[Begin EXTRACTED INFORMATION]
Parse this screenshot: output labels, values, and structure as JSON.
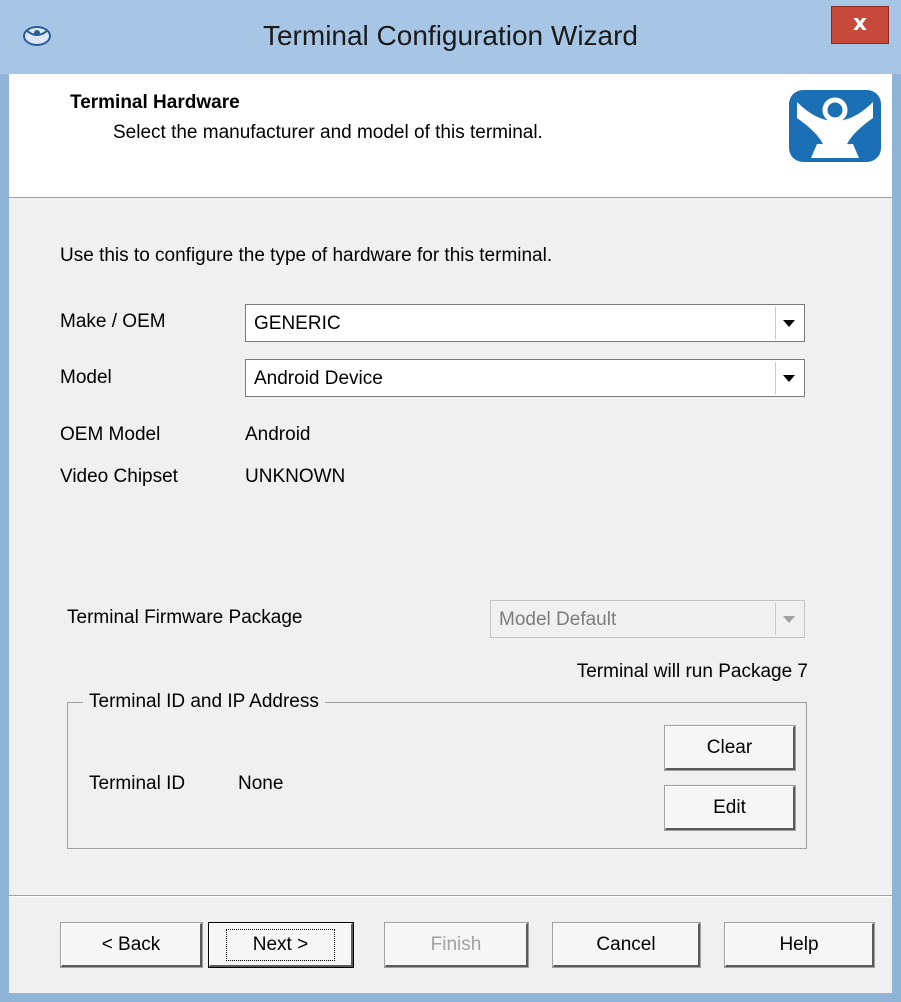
{
  "window": {
    "title": "Terminal Configuration Wizard",
    "close_label": "x"
  },
  "header": {
    "title": "Terminal Hardware",
    "subtitle": "Select the manufacturer and model of this terminal."
  },
  "main": {
    "intro": "Use this to configure the type of hardware for this terminal.",
    "make": {
      "label": "Make / OEM",
      "value": "GENERIC"
    },
    "model": {
      "label": "Model",
      "value": "Android Device"
    },
    "oem_model": {
      "label": "OEM Model",
      "value": "Android"
    },
    "video_chipset": {
      "label": "Video Chipset",
      "value": "UNKNOWN"
    },
    "firmware": {
      "label": "Terminal Firmware Package",
      "value": "Model Default",
      "note": "Terminal will run Package 7"
    },
    "terminal_group": {
      "legend": "Terminal ID and IP Address",
      "id_label": "Terminal ID",
      "id_value": "None",
      "clear_label": "Clear",
      "edit_label": "Edit"
    }
  },
  "footer": {
    "back": "< Back",
    "next": "Next >",
    "finish": "Finish",
    "cancel": "Cancel",
    "help": "Help"
  },
  "colors": {
    "titlebar": "#a7c6e6",
    "close": "#c7493a",
    "logo_blue": "#1b6fb5"
  }
}
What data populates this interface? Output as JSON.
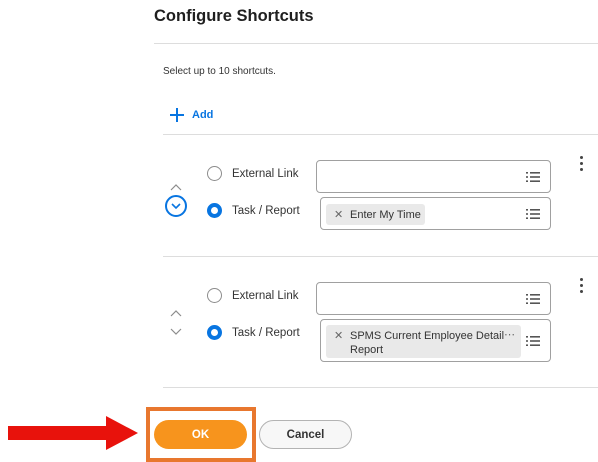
[End EXTRACTED INFORMATION]
__DIRECTIONS__. Where a line contains "this", copy that line.

__WRITTEN SOLUTION__.
Parse this screenshot: output labels, values, and structure as JSON.
    "subtitle": "Select the manufacturer and model of this terminal."
    "intro": "Use this to configure the type of hardware for this terminal.",
What data populates this interface? Output as JSON.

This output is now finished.